Stored records:
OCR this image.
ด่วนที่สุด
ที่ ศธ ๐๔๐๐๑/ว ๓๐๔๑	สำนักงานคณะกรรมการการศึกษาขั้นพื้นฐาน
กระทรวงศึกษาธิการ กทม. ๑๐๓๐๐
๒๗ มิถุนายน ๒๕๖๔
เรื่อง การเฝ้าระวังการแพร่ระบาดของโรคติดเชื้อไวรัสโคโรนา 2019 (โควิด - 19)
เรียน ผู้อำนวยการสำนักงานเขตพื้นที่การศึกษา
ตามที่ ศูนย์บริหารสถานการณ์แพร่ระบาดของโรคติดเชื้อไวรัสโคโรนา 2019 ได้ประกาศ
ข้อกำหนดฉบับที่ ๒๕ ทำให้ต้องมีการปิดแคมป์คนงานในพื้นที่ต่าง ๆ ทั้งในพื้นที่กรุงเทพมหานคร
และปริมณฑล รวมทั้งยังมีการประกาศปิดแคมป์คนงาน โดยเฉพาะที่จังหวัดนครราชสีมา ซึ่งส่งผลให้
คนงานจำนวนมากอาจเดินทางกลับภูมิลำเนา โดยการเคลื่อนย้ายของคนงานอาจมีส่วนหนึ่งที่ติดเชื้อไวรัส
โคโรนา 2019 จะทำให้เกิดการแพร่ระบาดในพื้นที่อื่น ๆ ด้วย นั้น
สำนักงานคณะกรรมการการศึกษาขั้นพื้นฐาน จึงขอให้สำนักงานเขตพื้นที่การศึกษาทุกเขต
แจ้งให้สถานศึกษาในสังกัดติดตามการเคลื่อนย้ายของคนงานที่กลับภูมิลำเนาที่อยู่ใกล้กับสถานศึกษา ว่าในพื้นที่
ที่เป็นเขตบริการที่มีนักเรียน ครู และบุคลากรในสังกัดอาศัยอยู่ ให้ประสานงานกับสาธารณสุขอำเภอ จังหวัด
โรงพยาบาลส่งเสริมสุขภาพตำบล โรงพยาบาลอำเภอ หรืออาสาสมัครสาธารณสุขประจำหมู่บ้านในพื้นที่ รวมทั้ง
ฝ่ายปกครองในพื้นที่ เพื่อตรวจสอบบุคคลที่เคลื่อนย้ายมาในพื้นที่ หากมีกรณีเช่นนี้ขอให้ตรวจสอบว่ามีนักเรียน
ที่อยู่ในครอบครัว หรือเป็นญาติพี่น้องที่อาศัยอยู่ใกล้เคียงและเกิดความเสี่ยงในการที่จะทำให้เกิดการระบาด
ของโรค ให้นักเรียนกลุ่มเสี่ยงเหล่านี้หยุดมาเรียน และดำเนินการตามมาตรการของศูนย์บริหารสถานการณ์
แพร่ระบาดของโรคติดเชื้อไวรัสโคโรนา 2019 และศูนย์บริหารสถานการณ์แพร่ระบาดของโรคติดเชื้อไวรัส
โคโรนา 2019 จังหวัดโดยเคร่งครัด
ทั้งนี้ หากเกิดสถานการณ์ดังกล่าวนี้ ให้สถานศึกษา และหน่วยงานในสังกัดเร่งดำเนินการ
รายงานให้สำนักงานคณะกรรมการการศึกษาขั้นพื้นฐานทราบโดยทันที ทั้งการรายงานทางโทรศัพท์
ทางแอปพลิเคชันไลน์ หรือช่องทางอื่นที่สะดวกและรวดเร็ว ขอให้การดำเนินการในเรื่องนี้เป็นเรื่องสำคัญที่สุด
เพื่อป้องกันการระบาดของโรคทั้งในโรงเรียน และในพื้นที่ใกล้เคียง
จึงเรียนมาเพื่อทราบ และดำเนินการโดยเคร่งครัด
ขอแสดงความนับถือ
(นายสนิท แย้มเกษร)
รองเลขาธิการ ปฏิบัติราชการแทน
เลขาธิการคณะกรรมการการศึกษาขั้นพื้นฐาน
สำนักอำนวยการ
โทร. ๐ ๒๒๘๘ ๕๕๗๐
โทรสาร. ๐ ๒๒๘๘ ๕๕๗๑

### The problem
All of the lines above must be returned exactly.

### Final result
OCR this image.
ด่วนที่สุด
ที่ ศธ ๐๔๐๐๑/ว ๓๐๔๑	สำนักงานคณะกรรมการการศึกษาขั้นพื้นฐาน
กระทรวงศึกษาธิการ กทม. ๑๐๓๐๐
๒๗ มิถุนายน ๒๕๖๔
เรื่อง การเฝ้าระวังการแพร่ระบาดของโรคติดเชื้อไวรัสโคโรนา 2019 (โควิด - 19)
เรียน ผู้อำนวยการสำนักงานเขตพื้นที่การศึกษา
ตามที่ ศูนย์บริหารสถานการณ์แพร่ระบาดของโรคติดเชื้อไวรัสโคโรนา 2019 ได้ประกาศ
ข้อกำหนดฉบับที่ ๒๕ ทำให้ต้องมีการปิดแคมป์คนงานในพื้นที่ต่าง ๆ ทั้งในพื้นที่กรุงเทพมหานคร
และปริมณฑล รวมทั้งยังมีการประกาศปิดแคมป์คนงาน โดยเฉพาะที่จังหวัดนครราชสีมา ซึ่งส่งผลให้
คนงานจำนวนมากอาจเดินทางกลับภูมิลำเนา โดยการเคลื่อนย้ายของคนงานอาจมีส่วนหนึ่งที่ติดเชื้อไวรัส
โคโรนา 2019 จะทำให้เกิดการแพร่ระบาดในพื้นที่อื่น ๆ ด้วย นั้น
สำนักงานคณะกรรมการการศึกษาขั้นพื้นฐาน จึงขอให้สำนักงานเขตพื้นที่การศึกษาทุกเขต
แจ้งให้สถานศึกษาในสังกัดติดตามการเคลื่อนย้ายของคนงานที่กลับภูมิลำเนาที่อยู่ใกล้กับสถานศึกษา ว่าในพื้นที่
ที่เป็นเขตบริการที่มีนักเรียน ครู และบุคลากรในสังกัดอาศัยอยู่ ให้ประสานงานกับสาธารณสุขอำเภอ จังหวัด
โรงพยาบาลส่งเสริมสุขภาพตำบล โรงพยาบาลอำเภอ หรืออาสาสมัครสาธารณสุขประจำหมู่บ้านในพื้นที่ รวมทั้ง
ฝ่ายปกครองในพื้นที่ เพื่อตรวจสอบบุคคลที่เคลื่อนย้ายมาในพื้นที่ หากมีกรณีเช่นนี้ขอให้ตรวจสอบว่ามีนักเรียน
ที่อยู่ในครอบครัว หรือเป็นญาติพี่น้องที่อาศัยอยู่ใกล้เคียงและเกิดความเสี่ยงในการที่จะทำให้เกิดการระบาด
ของโรค ให้นักเรียนกลุ่มเสี่ยงเหล่านี้หยุดมาเรียน และดำเนินการตามมาตรการของศูนย์บริหารสถานการณ์
แพร่ระบาดของโรคติดเชื้อไวรัสโคโรนา 2019 และศูนย์บริหารสถานการณ์แพร่ระบาดของโรคติดเชื้อไวรัส
โคโรนา 2019 จังหวัดโดยเคร่งครัด
ทั้งนี้ หากเกิดสถานการณ์ดังกล่าวนี้ ให้สถานศึกษา และหน่วยงานในสังกัดเร่งดำเนินการ
รายงานให้สำนักงานคณะกรรมการการศึกษาขั้นพื้นฐานทราบโดยทันที ทั้งการรายงานทางโทรศัพท์
ทางแอปพลิเคชันไลน์ หรือช่องทางอื่นที่สะดวกและรวดเร็ว ขอให้การดำเนินการในเรื่องนี้เป็นเรื่องสำคัญที่สุด
เพื่อป้องกันการระบาดของโรคทั้งในโรงเรียน และในพื้นที่ใกล้เคียง
จึงเรียนมาเพื่อทราบ และดำเนินการโดยเคร่งครัด
ขอแสดงความนับถือ
(นายสนิท แย้มเกษร)
รองเลขาธิการ ปฏิบัติราชการแทน
เลขาธิการคณะกรรมการการศึกษาขั้นพื้นฐาน
สำนักอำนวยการ
โทร. ๐ ๒๒๘๘ ๕๕๗๐
โทรสาร. ๐ ๒๒๘๘ ๕๕๗๑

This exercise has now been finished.